Layout element entries:
━━━━━━━━━━━━━━━━━━━━━━━━━━━━━━

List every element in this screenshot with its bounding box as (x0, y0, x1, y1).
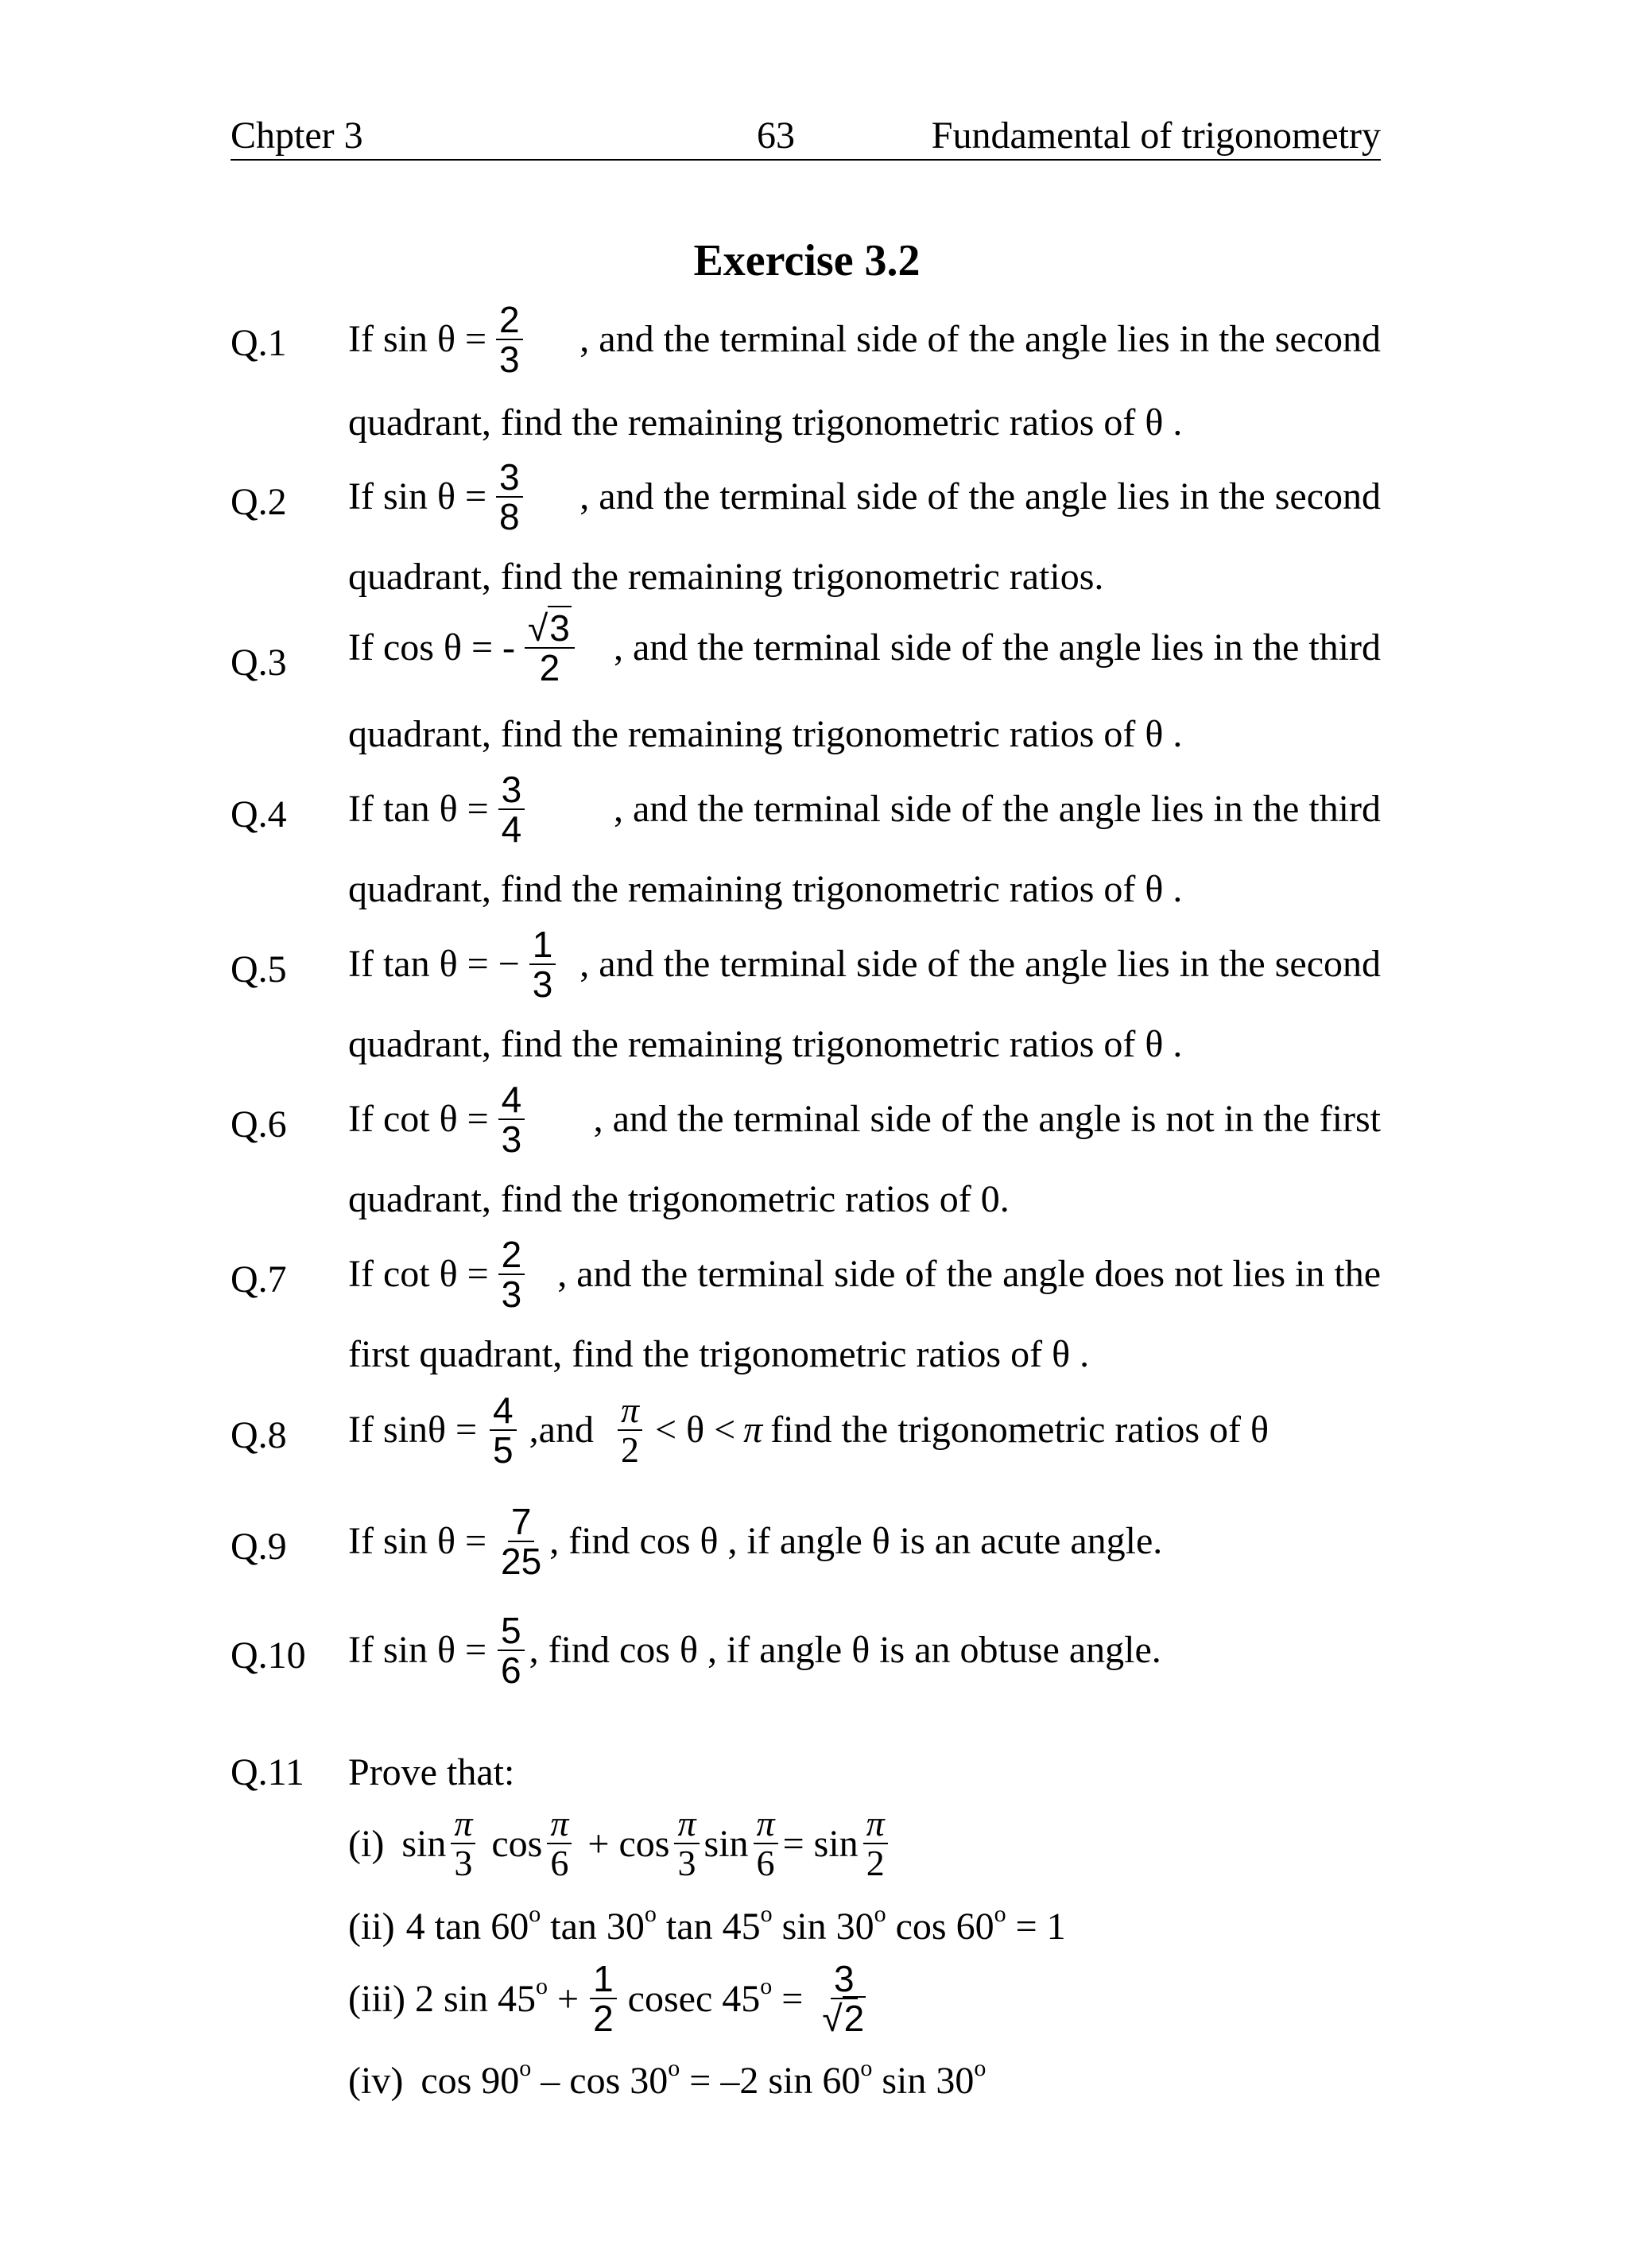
fraction (496, 300, 523, 379)
pi-fraction (618, 1391, 642, 1470)
fraction (490, 1391, 517, 1470)
question-continuation: quadrant, find the remaining trigonometric ratios of θ . (348, 713, 1183, 755)
fraction (498, 1080, 525, 1159)
question-number: Q.2 (231, 481, 287, 523)
question-number: Q.7 (231, 1258, 287, 1301)
fraction (498, 1611, 525, 1690)
question-text: , and the terminal side of the angle lies in the third (613, 788, 1381, 831)
question-lead: Prove that: (348, 1751, 515, 1793)
denominator: 25 (501, 1541, 542, 1583)
fraction (498, 770, 525, 849)
func-cos: cos (491, 1822, 543, 1865)
question-number: Q.1 (231, 322, 287, 364)
proof-label: (iii) 2 sin 45 (348, 1977, 536, 2020)
question-continuation: quadrant, find the trigonometric ratios of 0. (348, 1178, 1010, 1220)
square-root: √2 (822, 1998, 865, 2040)
denominator: 5 (493, 1429, 514, 1471)
question-continuation: quadrant, find the remaining trigonometric ratios of θ . (348, 868, 1183, 910)
question-number: Q.3 (231, 642, 287, 684)
question-text: , find cos θ , if angle θ is an acute angle. (549, 1520, 1163, 1563)
denominator: 3 (532, 963, 553, 1006)
func-sin: sin (704, 1822, 749, 1865)
pi-fraction: $\frac{\pi}{6}$ (754, 1805, 778, 1883)
proof-label: (iv) (348, 2060, 404, 2102)
numerator: 4 (490, 1391, 517, 1431)
question-text: , and the terminal side of the angle lies in the second (579, 475, 1381, 518)
numerator: 3 (498, 770, 525, 810)
question-lead: If tan θ = (348, 788, 489, 831)
square-root: √3 (528, 607, 570, 649)
fraction: $\frac{1}{2}$ (590, 1960, 617, 2038)
pi-fraction: $\frac{\pi}{3}$ (674, 1805, 699, 1883)
question-number: Q.11 (231, 1751, 304, 1793)
denominator: 2 (539, 647, 560, 689)
func-plus-cos: + cos (587, 1822, 670, 1865)
question-text: , and the terminal side of the angle does not lies in the (557, 1253, 1381, 1296)
question-text: , and the terminal side of the angle lies in the second (579, 318, 1381, 361)
question-text: , find cos θ , if angle θ is an obtuse angle. (529, 1629, 1161, 1672)
question-number: Q.10 (231, 1634, 306, 1677)
question-number: Q.4 (231, 793, 287, 835)
question-lead: If cos θ = - (348, 626, 515, 669)
question-lead: If sin θ = (348, 475, 487, 518)
question-lead: If cot θ = (348, 1098, 489, 1141)
denominator: 6 (501, 1650, 521, 1692)
question-continuation: quadrant, find the remaining trigonometric ratios of θ . (348, 401, 1183, 444)
denominator: 3 (501, 1118, 522, 1161)
denominator: 3 (499, 339, 520, 381)
pi-fraction: $\frac{\pi}{2}$ (863, 1805, 888, 1883)
fraction: $\frac{3}{√2}$ (822, 1958, 865, 2040)
connector-text: ,and (529, 1409, 594, 1452)
fraction (496, 458, 523, 537)
fraction (498, 1235, 525, 1314)
proof-iv: (iv) $\cos 90^o - \cos 30^o = -2$ sin 60$^o$ sin 30$^o$ (348, 2055, 986, 2102)
proof-iii: (iii) 2 $\sin 45^o$ + $\frac{1}{2}$ cosec $45^o$ = $\frac{3}{√2}$ (348, 1960, 874, 2038)
chapter-title: Fundamental of trigonometry (931, 114, 1381, 157)
question-text: , and the terminal side of the angle is not in the first (593, 1098, 1381, 1141)
pi-fraction: $\frac{\pi}{3}$ (451, 1805, 475, 1883)
page-header (231, 111, 1381, 161)
question-number: Q.8 (231, 1414, 287, 1456)
numerator: 7 (508, 1502, 535, 1542)
question-lead: If tan θ = − (348, 943, 520, 986)
fraction (529, 925, 556, 1004)
question-lead: If sin θ = (348, 1520, 487, 1563)
numerator: π (618, 1391, 642, 1431)
pi-fraction: $\frac{\pi}{6}$ (547, 1805, 572, 1883)
question-lead: If sin θ = (348, 318, 487, 361)
question-continuation: first quadrant, find the trigonometric ratios of θ . (348, 1333, 1090, 1375)
numerator: 1 (529, 925, 556, 965)
numerator: 2 (498, 1235, 525, 1275)
func-eq-sin: = sin (782, 1822, 859, 1865)
fraction (525, 609, 575, 688)
question-lead: If cot θ = (348, 1253, 489, 1296)
radicand: 3 (549, 607, 570, 649)
denominator: 8 (499, 496, 520, 538)
denominator: 2 (620, 1429, 639, 1471)
pi-symbol: π (743, 1409, 763, 1452)
question-number: Q.5 (231, 948, 287, 991)
fraction (498, 1502, 545, 1581)
proof-i (348, 1805, 893, 1883)
question-text: find the trigonometric ratios of θ (770, 1409, 1269, 1452)
numerator: 5 (498, 1611, 525, 1651)
proof-label: (i) (348, 1822, 385, 1865)
denominator: 3 (501, 1274, 522, 1316)
question-continuation: quadrant, find the remaining trigonometric ratios. (348, 556, 1104, 598)
question-number: Q.9 (231, 1526, 287, 1568)
question-lead: If sinθ = (348, 1409, 478, 1452)
exercise-title: Exercise 3.2 (693, 236, 921, 285)
numerator: 2 (496, 300, 523, 340)
func-sin: sin (401, 1822, 447, 1865)
question-text: , and the terminal side of the angle lies in the third (613, 626, 1381, 669)
page-number: 63 (757, 114, 795, 157)
question-lead: If sin θ = (348, 1629, 487, 1672)
denominator: 4 (501, 808, 522, 851)
numerator: 4 (498, 1080, 525, 1120)
chapter-label: Chpter 3 (231, 114, 363, 157)
question-continuation: quadrant, find the remaining trigonometric ratios of θ . (348, 1023, 1183, 1065)
proof-label: (ii) (348, 1906, 395, 1948)
question-number: Q.6 (231, 1103, 287, 1146)
proof-ii: (ii) 4 tan 60$^o$ tan 30$^o$ tan 45$^o$ sin 30$^o$ $\cos 60^o = 1$ (348, 1901, 1066, 1948)
question-text: , and the terminal side of the angle lies in the second (579, 943, 1381, 986)
numerator: 3 (496, 458, 523, 498)
inequality-text: < θ < (655, 1409, 736, 1452)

━━━━━━━━━━━━━━━━━━━━━━━━━━━━━━

Edit the data above by changing each occurrence of "question-number" to "item-number" and keeping every other part the same. Don't include the pictures in your answer.

Exercise solution »
List every element in this screenshot with its bounding box as (x0, y0, x1, y1).
fraction (496, 300, 523, 379)
pi-fraction (618, 1391, 642, 1470)
fraction (490, 1391, 517, 1470)
question-continuation: quadrant, find the remaining trigonometric ratios of θ . (348, 713, 1183, 755)
fraction (498, 1080, 525, 1159)
item-number: Q.2 (231, 481, 287, 523)
item-number: Q.7 (231, 1258, 287, 1301)
fraction (498, 1611, 525, 1690)
question-text: , and the terminal side of the angle lies in the third (613, 788, 1381, 831)
question-lead: Prove that: (348, 1751, 515, 1793)
denominator: 25 (501, 1541, 542, 1583)
fraction (498, 770, 525, 849)
func-cos: cos (491, 1822, 543, 1865)
item-number: Q.1 (231, 322, 287, 364)
proof-label: (iii) 2 sin 45 (348, 1977, 536, 2020)
question-continuation: quadrant, find the trigonometric ratios of 0. (348, 1178, 1010, 1220)
square-root: √2 (822, 1998, 865, 2040)
denominator: 5 (493, 1429, 514, 1471)
question-continuation: quadrant, find the remaining trigonometric ratios of θ . (348, 868, 1183, 910)
item-number: Q.3 (231, 642, 287, 684)
question-text: , find cos θ , if angle θ is an acute angle. (549, 1520, 1163, 1563)
denominator: 3 (532, 963, 553, 1006)
func-sin: sin (704, 1822, 749, 1865)
pi-fraction: $\frac{\pi}{6}$ (754, 1805, 778, 1883)
proof-label: (iv) (348, 2060, 404, 2102)
numerator: 4 (490, 1391, 517, 1431)
question-text: , and the terminal side of the angle lies in the second (579, 475, 1381, 518)
numerator: 3 (498, 770, 525, 810)
question-lead: If tan θ = (348, 788, 489, 831)
square-root: √3 (528, 607, 570, 649)
fraction: $\frac{1}{2}$ (590, 1960, 617, 2038)
pi-fraction: $\frac{\pi}{3}$ (674, 1805, 699, 1883)
item-number: Q.11 (231, 1751, 304, 1793)
denominator: 2 (539, 647, 560, 689)
func-plus-cos: + cos (587, 1822, 670, 1865)
question-text: , and the terminal side of the angle does not lies in the (557, 1253, 1381, 1296)
question-text: , and the terminal side of the angle lies in the second (579, 318, 1381, 361)
question-text: , find cos θ , if angle θ is an obtuse angle. (529, 1629, 1161, 1672)
item-number: Q.10 (231, 1634, 306, 1677)
item-number: Q.4 (231, 793, 287, 835)
question-lead: If cos θ = - (348, 626, 515, 669)
question-lead: If sin θ = (348, 475, 487, 518)
question-lead: If cot θ = (348, 1098, 489, 1141)
denominator: 6 (501, 1650, 521, 1692)
question-continuation: quadrant, find the remaining trigonometric ratios of θ . (348, 401, 1183, 444)
denominator: 3 (501, 1118, 522, 1161)
denominator: 3 (499, 339, 520, 381)
pi-fraction: $\frac{\pi}{2}$ (863, 1805, 888, 1883)
fraction: $\frac{3}{√2}$ (822, 1958, 865, 2040)
connector-text: ,and (529, 1409, 594, 1452)
fraction (496, 458, 523, 537)
fraction (498, 1235, 525, 1314)
proof-iv: (iv) $\cos 90^o - \cos 30^o = -2$ sin 60$^o$ sin 30$^o$ (348, 2055, 986, 2102)
proof-iii: (iii) 2 $\sin 45^o$ + $\frac{1}{2}$ cosec $45^o$ = $\frac{3}{√2}$ (348, 1960, 874, 2038)
chapter-title: Fundamental of trigonometry (931, 114, 1381, 157)
question-text: , and the terminal side of the angle is not in the first (593, 1098, 1381, 1141)
pi-fraction: $\frac{\pi}{3}$ (451, 1805, 475, 1883)
page-header (231, 111, 1381, 161)
item-number: Q.8 (231, 1414, 287, 1456)
numerator: 7 (508, 1502, 535, 1542)
question-lead: If tan θ = − (348, 943, 520, 986)
fraction (529, 925, 556, 1004)
question-lead: If sin θ = (348, 1520, 487, 1563)
numerator: π (618, 1391, 642, 1431)
pi-fraction: $\frac{\pi}{6}$ (547, 1805, 572, 1883)
question-lead: If sin θ = (348, 318, 487, 361)
question-continuation: first quadrant, find the trigonometric ratios of θ . (348, 1333, 1090, 1375)
numerator: 1 (529, 925, 556, 965)
numerator: 2 (498, 1235, 525, 1275)
func-eq-sin: = sin (782, 1822, 859, 1865)
fraction (525, 609, 575, 688)
question-lead: If cot θ = (348, 1253, 489, 1296)
radicand: 3 (549, 607, 570, 649)
denominator: 8 (499, 496, 520, 538)
denominator: 2 (620, 1429, 639, 1471)
pi-symbol: π (743, 1409, 763, 1452)
item-number: Q.5 (231, 948, 287, 991)
fraction (498, 1502, 545, 1581)
proof-i (348, 1805, 893, 1883)
question-text: find the trigonometric ratios of θ (770, 1409, 1269, 1452)
numerator: 5 (498, 1611, 525, 1651)
proof-label: (i) (348, 1822, 385, 1865)
denominator: 3 (501, 1274, 522, 1316)
question-continuation: quadrant, find the remaining trigonometric ratios. (348, 556, 1104, 598)
item-number: Q.9 (231, 1526, 287, 1568)
question-lead: If sinθ = (348, 1409, 478, 1452)
exercise-title: Exercise 3.2 (693, 236, 921, 285)
numerator: 2 (496, 300, 523, 340)
func-sin: sin (401, 1822, 447, 1865)
question-text: , and the terminal side of the angle lies in the third (613, 626, 1381, 669)
page-number: 63 (757, 114, 795, 157)
question-lead: If sin θ = (348, 1629, 487, 1672)
denominator: 4 (501, 808, 522, 851)
numerator: 4 (498, 1080, 525, 1120)
chapter-label: Chpter 3 (231, 114, 363, 157)
question-continuation: quadrant, find the remaining trigonometric ratios of θ . (348, 1023, 1183, 1065)
proof-label: (ii) (348, 1906, 395, 1948)
item-number: Q.6 (231, 1103, 287, 1146)
proof-ii: (ii) 4 tan 60$^o$ tan 30$^o$ tan 45$^o$ sin 30$^o$ $\cos 60^o = 1$ (348, 1901, 1066, 1948)
question-text: , and the terminal side of the angle lies in the second (579, 943, 1381, 986)
numerator: 3 (496, 458, 523, 498)
inequality-text: < θ < (655, 1409, 736, 1452)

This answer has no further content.